(Stored entries)
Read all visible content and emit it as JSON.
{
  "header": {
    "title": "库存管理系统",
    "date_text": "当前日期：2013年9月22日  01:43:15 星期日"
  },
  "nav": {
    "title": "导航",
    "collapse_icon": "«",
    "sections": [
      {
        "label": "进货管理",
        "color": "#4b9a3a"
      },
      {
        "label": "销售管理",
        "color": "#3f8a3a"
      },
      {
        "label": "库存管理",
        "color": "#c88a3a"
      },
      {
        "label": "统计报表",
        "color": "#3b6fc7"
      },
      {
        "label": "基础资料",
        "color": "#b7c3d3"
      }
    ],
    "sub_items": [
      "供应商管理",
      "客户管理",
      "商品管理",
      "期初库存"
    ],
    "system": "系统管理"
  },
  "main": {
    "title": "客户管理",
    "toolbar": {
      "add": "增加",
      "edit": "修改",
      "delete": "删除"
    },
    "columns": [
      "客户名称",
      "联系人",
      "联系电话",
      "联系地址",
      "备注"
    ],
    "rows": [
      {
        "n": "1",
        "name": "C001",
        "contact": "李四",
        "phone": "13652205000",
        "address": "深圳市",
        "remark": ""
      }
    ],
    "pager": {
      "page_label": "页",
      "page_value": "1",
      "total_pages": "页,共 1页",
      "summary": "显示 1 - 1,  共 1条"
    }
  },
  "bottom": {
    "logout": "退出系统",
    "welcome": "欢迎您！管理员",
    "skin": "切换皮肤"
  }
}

§ **Directions for this task**: Repeat all entries. Match them exactly.

§ **Result below**:
Read all visible content and emit it as JSON.
{
  "header": {
    "title": "库存管理系统",
    "date_text": "当前日期：2013年9月22日  01:43:15 星期日"
  },
  "nav": {
    "title": "导航",
    "collapse_icon": "«",
    "sections": [
      {
        "label": "进货管理",
        "color": "#4b9a3a"
      },
      {
        "label": "销售管理",
        "color": "#3f8a3a"
      },
      {
        "label": "库存管理",
        "color": "#c88a3a"
      },
      {
        "label": "统计报表",
        "color": "#3b6fc7"
      },
      {
        "label": "基础资料",
        "color": "#b7c3d3"
      }
    ],
    "sub_items": [
      "供应商管理",
      "客户管理",
      "商品管理",
      "期初库存"
    ],
    "system": "系统管理"
  },
  "main": {
    "title": "客户管理",
    "toolbar": {
      "add": "增加",
      "edit": "修改",
      "delete": "删除"
    },
    "columns": [
      "客户名称",
      "联系人",
      "联系电话",
      "联系地址",
      "备注"
    ],
    "rows": [
      {
        "n": "1",
        "name": "C001",
        "contact": "李四",
        "phone": "13652205000",
        "address": "深圳市",
        "remark": ""
      }
    ],
    "pager": {
      "page_label": "页",
      "page_value": "1",
      "total_pages": "页,共 1页",
      "summary": "显示 1 - 1,  共 1条"
    }
  },
  "bottom": {
    "logout": "退出系统",
    "welcome": "欢迎您！管理员",
    "skin": "切换皮肤"
  }
}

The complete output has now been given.